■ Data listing
━━━━━━━━━━

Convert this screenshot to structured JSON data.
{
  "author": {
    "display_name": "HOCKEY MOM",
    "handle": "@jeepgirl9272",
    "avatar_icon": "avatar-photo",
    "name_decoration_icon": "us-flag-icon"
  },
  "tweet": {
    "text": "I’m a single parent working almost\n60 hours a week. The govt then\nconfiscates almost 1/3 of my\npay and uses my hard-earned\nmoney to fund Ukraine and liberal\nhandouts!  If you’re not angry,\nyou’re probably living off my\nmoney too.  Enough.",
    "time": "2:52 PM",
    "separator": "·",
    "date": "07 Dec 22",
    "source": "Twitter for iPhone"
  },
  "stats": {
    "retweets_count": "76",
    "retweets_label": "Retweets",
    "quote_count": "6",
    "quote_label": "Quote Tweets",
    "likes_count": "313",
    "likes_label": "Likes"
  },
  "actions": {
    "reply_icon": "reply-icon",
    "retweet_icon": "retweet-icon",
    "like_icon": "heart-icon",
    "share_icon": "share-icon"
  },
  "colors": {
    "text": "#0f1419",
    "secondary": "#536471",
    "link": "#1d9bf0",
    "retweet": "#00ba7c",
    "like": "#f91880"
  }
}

━━━━━━━━━━

Copy all lines of the material above where the string "text" occurs.

■ RESULT
    "text": "I’m a single parent working almost\n60 hours a week. The govt then\nconfiscates almost 1/3 of my\npay and uses my hard-earned\nmoney to fund Ukraine and liberal\nhandouts!  If you’re not angry,\nyou’re probably living off my\nmoney too.  Enough.",
    "text": "#0f1419",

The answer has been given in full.